[Data items]
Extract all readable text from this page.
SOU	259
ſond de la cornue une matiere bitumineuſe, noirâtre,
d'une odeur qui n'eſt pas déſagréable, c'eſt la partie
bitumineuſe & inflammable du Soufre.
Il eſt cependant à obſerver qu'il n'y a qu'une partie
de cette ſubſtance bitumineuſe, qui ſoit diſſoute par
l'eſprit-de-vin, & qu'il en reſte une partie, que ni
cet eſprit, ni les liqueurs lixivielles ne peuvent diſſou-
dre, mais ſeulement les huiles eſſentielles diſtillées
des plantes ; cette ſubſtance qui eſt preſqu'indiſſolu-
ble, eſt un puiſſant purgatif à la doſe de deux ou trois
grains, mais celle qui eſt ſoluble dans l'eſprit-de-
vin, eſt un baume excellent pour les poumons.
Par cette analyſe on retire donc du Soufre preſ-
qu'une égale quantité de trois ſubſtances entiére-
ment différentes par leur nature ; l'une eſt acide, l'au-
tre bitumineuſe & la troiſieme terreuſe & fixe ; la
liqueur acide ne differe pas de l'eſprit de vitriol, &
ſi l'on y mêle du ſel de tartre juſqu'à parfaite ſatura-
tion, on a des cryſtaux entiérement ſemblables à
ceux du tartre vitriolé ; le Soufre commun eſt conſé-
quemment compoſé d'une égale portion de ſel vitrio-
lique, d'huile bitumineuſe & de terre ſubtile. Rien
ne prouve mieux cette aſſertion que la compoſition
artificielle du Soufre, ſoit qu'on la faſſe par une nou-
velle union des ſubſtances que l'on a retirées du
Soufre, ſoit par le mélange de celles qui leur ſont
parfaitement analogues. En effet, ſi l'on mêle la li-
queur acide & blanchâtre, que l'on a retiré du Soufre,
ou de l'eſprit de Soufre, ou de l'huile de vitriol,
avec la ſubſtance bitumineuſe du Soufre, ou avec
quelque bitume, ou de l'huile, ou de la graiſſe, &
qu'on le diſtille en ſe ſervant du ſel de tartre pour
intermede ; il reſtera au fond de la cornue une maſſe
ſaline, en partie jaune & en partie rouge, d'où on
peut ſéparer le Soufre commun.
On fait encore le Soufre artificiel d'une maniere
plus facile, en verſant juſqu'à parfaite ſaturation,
* * *
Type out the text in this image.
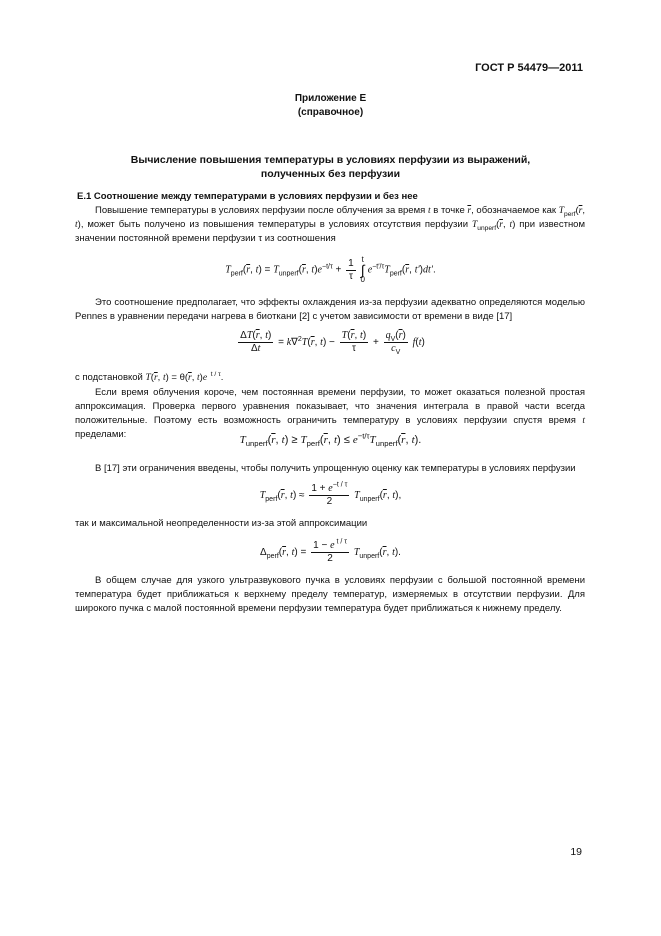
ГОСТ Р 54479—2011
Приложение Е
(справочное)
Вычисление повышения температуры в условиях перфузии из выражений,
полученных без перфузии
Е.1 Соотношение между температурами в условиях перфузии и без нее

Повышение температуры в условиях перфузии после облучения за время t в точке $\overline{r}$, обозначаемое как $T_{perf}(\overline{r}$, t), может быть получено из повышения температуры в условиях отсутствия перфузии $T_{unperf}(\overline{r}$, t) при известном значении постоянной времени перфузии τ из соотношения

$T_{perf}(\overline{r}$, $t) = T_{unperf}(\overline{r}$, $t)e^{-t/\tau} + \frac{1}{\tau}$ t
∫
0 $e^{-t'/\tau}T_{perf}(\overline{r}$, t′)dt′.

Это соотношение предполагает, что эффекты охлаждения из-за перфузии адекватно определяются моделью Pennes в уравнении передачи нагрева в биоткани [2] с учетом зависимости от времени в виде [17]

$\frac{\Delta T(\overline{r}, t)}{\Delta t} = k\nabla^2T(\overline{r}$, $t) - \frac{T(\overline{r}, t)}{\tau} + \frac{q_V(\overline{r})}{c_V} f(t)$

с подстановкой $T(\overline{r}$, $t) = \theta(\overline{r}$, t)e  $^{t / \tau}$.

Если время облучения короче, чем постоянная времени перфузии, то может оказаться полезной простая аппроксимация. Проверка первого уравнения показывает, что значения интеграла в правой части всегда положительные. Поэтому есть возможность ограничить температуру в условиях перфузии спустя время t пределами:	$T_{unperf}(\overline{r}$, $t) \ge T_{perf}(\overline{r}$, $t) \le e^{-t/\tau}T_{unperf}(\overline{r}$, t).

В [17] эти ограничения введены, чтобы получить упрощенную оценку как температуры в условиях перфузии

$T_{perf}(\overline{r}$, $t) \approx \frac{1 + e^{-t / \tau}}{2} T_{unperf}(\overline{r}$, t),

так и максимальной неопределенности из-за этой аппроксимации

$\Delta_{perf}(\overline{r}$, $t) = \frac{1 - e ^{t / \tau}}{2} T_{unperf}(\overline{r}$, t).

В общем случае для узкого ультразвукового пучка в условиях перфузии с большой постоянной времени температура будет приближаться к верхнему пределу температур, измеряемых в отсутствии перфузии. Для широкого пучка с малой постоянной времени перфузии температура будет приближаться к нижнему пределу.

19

> **EXERCISE OBJECTIVE**: Check every line for "perf" and show the ones that have it.

> **RESPONSE TO THIS EXERCISE**:
Повышение температуры в условиях перфузии после облучения за время t в точке $\overline{r}$, обозначаемое как $T_{perf}(\overline{r}$, t), может быть получено из повышения температуры в условиях отсутствия перфузии $T_{unperf}(\overline{r}$, t) при известном значении постоянной времени перфузии τ из соотношения
$T_{perf}(\overline{r}$, $t) = T_{unperf}(\overline{r}$, $t)e^{-t/\tau} + \frac{1}{\tau}$ t
0 $e^{-t'/\tau}T_{perf}(\overline{r}$, t′)dt′.
Если время облучения короче, чем постоянная времени перфузии, то может оказаться полезной простая аппроксимация. Проверка первого уравнения показывает, что значения интеграла в правой части всегда положительные. Поэтому есть возможность ограничить температуру в условиях перфузии спустя время t пределами:	$T_{unperf}(\overline{r}$, $t) \ge T_{perf}(\overline{r}$, $t) \le e^{-t/\tau}T_{unperf}(\overline{r}$, t).
$T_{perf}(\overline{r}$, $t) \approx \frac{1 + e^{-t / \tau}}{2} T_{unperf}(\overline{r}$, t),
$\Delta_{perf}(\overline{r}$, $t) = \frac{1 - e ^{t / \tau}}{2} T_{unperf}(\overline{r}$, t).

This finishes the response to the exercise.